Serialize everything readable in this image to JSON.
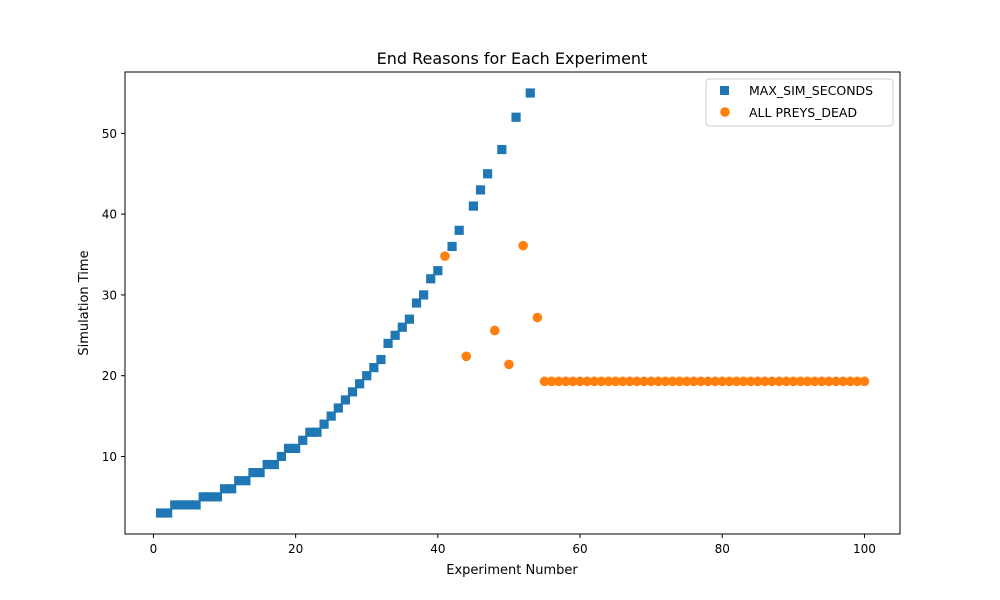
{
  "chart_data": {
    "type": "scatter",
    "title": "End Reasons for Each Experiment",
    "xlabel": "Experiment Number",
    "ylabel": "Simulation Time",
    "xlim": [
      -4,
      105
    ],
    "ylim": [
      0.4,
      57.6
    ],
    "xticks": [
      0,
      20,
      40,
      60,
      80,
      100
    ],
    "yticks": [
      10,
      20,
      30,
      40,
      50
    ],
    "grid": false,
    "legend_position": "top-right",
    "series": [
      {
        "name": "MAX_SIM_SECONDS",
        "marker": "square",
        "color": "#1f77b4",
        "points": [
          [
            1,
            3
          ],
          [
            2,
            3
          ],
          [
            3,
            4
          ],
          [
            4,
            4
          ],
          [
            5,
            4
          ],
          [
            6,
            4
          ],
          [
            7,
            5
          ],
          [
            8,
            5
          ],
          [
            9,
            5
          ],
          [
            10,
            6
          ],
          [
            11,
            6
          ],
          [
            12,
            7
          ],
          [
            13,
            7
          ],
          [
            14,
            8
          ],
          [
            15,
            8
          ],
          [
            16,
            9
          ],
          [
            17,
            9
          ],
          [
            18,
            10
          ],
          [
            19,
            11
          ],
          [
            20,
            11
          ],
          [
            21,
            12
          ],
          [
            22,
            13
          ],
          [
            23,
            13
          ],
          [
            24,
            14
          ],
          [
            25,
            15
          ],
          [
            26,
            16
          ],
          [
            27,
            17
          ],
          [
            28,
            18
          ],
          [
            29,
            19
          ],
          [
            30,
            20
          ],
          [
            31,
            21
          ],
          [
            32,
            22
          ],
          [
            33,
            24
          ],
          [
            34,
            25
          ],
          [
            35,
            26
          ],
          [
            36,
            27
          ],
          [
            37,
            29
          ],
          [
            38,
            30
          ],
          [
            39,
            32
          ],
          [
            40,
            33
          ],
          [
            42,
            36
          ],
          [
            43,
            38
          ],
          [
            45,
            41
          ],
          [
            46,
            43
          ],
          [
            47,
            45
          ],
          [
            49,
            48
          ],
          [
            51,
            52
          ],
          [
            53,
            55
          ]
        ]
      },
      {
        "name": "ALL PREYS_DEAD",
        "marker": "circle",
        "color": "#ff7f0e",
        "points": [
          [
            41,
            34.8
          ],
          [
            44,
            22.4
          ],
          [
            48,
            25.6
          ],
          [
            50,
            21.4
          ],
          [
            52,
            36.1
          ],
          [
            54,
            27.2
          ],
          [
            55,
            19.3
          ],
          [
            56,
            19.3
          ],
          [
            57,
            19.3
          ],
          [
            58,
            19.3
          ],
          [
            59,
            19.3
          ],
          [
            60,
            19.3
          ],
          [
            61,
            19.3
          ],
          [
            62,
            19.3
          ],
          [
            63,
            19.3
          ],
          [
            64,
            19.3
          ],
          [
            65,
            19.3
          ],
          [
            66,
            19.3
          ],
          [
            67,
            19.3
          ],
          [
            68,
            19.3
          ],
          [
            69,
            19.3
          ],
          [
            70,
            19.3
          ],
          [
            71,
            19.3
          ],
          [
            72,
            19.3
          ],
          [
            73,
            19.3
          ],
          [
            74,
            19.3
          ],
          [
            75,
            19.3
          ],
          [
            76,
            19.3
          ],
          [
            77,
            19.3
          ],
          [
            78,
            19.3
          ],
          [
            79,
            19.3
          ],
          [
            80,
            19.3
          ],
          [
            81,
            19.3
          ],
          [
            82,
            19.3
          ],
          [
            83,
            19.3
          ],
          [
            84,
            19.3
          ],
          [
            85,
            19.3
          ],
          [
            86,
            19.3
          ],
          [
            87,
            19.3
          ],
          [
            88,
            19.3
          ],
          [
            89,
            19.3
          ],
          [
            90,
            19.3
          ],
          [
            91,
            19.3
          ],
          [
            92,
            19.3
          ],
          [
            93,
            19.3
          ],
          [
            94,
            19.3
          ],
          [
            95,
            19.3
          ],
          [
            96,
            19.3
          ],
          [
            97,
            19.3
          ],
          [
            98,
            19.3
          ],
          [
            99,
            19.3
          ],
          [
            100,
            19.3
          ]
        ]
      }
    ]
  }
}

────────

#### [WHAT IS EXPECTED]
Pictures are excluded; output everything else in the data verbatim.

#### [WRITTEN REPLY]
Serialize everything readable in this image to JSON.
{
  "chart_data": {
    "type": "scatter",
    "title": "End Reasons for Each Experiment",
    "xlabel": "Experiment Number",
    "ylabel": "Simulation Time",
    "xlim": [
      -4,
      105
    ],
    "ylim": [
      0.4,
      57.6
    ],
    "xticks": [
      0,
      20,
      40,
      60,
      80,
      100
    ],
    "yticks": [
      10,
      20,
      30,
      40,
      50
    ],
    "grid": false,
    "legend_position": "top-right",
    "series": [
      {
        "name": "MAX_SIM_SECONDS",
        "marker": "square",
        "color": "#1f77b4",
        "points": [
          [
            1,
            3
          ],
          [
            2,
            3
          ],
          [
            3,
            4
          ],
          [
            4,
            4
          ],
          [
            5,
            4
          ],
          [
            6,
            4
          ],
          [
            7,
            5
          ],
          [
            8,
            5
          ],
          [
            9,
            5
          ],
          [
            10,
            6
          ],
          [
            11,
            6
          ],
          [
            12,
            7
          ],
          [
            13,
            7
          ],
          [
            14,
            8
          ],
          [
            15,
            8
          ],
          [
            16,
            9
          ],
          [
            17,
            9
          ],
          [
            18,
            10
          ],
          [
            19,
            11
          ],
          [
            20,
            11
          ],
          [
            21,
            12
          ],
          [
            22,
            13
          ],
          [
            23,
            13
          ],
          [
            24,
            14
          ],
          [
            25,
            15
          ],
          [
            26,
            16
          ],
          [
            27,
            17
          ],
          [
            28,
            18
          ],
          [
            29,
            19
          ],
          [
            30,
            20
          ],
          [
            31,
            21
          ],
          [
            32,
            22
          ],
          [
            33,
            24
          ],
          [
            34,
            25
          ],
          [
            35,
            26
          ],
          [
            36,
            27
          ],
          [
            37,
            29
          ],
          [
            38,
            30
          ],
          [
            39,
            32
          ],
          [
            40,
            33
          ],
          [
            42,
            36
          ],
          [
            43,
            38
          ],
          [
            45,
            41
          ],
          [
            46,
            43
          ],
          [
            47,
            45
          ],
          [
            49,
            48
          ],
          [
            51,
            52
          ],
          [
            53,
            55
          ]
        ]
      },
      {
        "name": "ALL PREYS_DEAD",
        "marker": "circle",
        "color": "#ff7f0e",
        "points": [
          [
            41,
            34.8
          ],
          [
            44,
            22.4
          ],
          [
            48,
            25.6
          ],
          [
            50,
            21.4
          ],
          [
            52,
            36.1
          ],
          [
            54,
            27.2
          ],
          [
            55,
            19.3
          ],
          [
            56,
            19.3
          ],
          [
            57,
            19.3
          ],
          [
            58,
            19.3
          ],
          [
            59,
            19.3
          ],
          [
            60,
            19.3
          ],
          [
            61,
            19.3
          ],
          [
            62,
            19.3
          ],
          [
            63,
            19.3
          ],
          [
            64,
            19.3
          ],
          [
            65,
            19.3
          ],
          [
            66,
            19.3
          ],
          [
            67,
            19.3
          ],
          [
            68,
            19.3
          ],
          [
            69,
            19.3
          ],
          [
            70,
            19.3
          ],
          [
            71,
            19.3
          ],
          [
            72,
            19.3
          ],
          [
            73,
            19.3
          ],
          [
            74,
            19.3
          ],
          [
            75,
            19.3
          ],
          [
            76,
            19.3
          ],
          [
            77,
            19.3
          ],
          [
            78,
            19.3
          ],
          [
            79,
            19.3
          ],
          [
            80,
            19.3
          ],
          [
            81,
            19.3
          ],
          [
            82,
            19.3
          ],
          [
            83,
            19.3
          ],
          [
            84,
            19.3
          ],
          [
            85,
            19.3
          ],
          [
            86,
            19.3
          ],
          [
            87,
            19.3
          ],
          [
            88,
            19.3
          ],
          [
            89,
            19.3
          ],
          [
            90,
            19.3
          ],
          [
            91,
            19.3
          ],
          [
            92,
            19.3
          ],
          [
            93,
            19.3
          ],
          [
            94,
            19.3
          ],
          [
            95,
            19.3
          ],
          [
            96,
            19.3
          ],
          [
            97,
            19.3
          ],
          [
            98,
            19.3
          ],
          [
            99,
            19.3
          ],
          [
            100,
            19.3
          ]
        ]
      }
    ]
  }
}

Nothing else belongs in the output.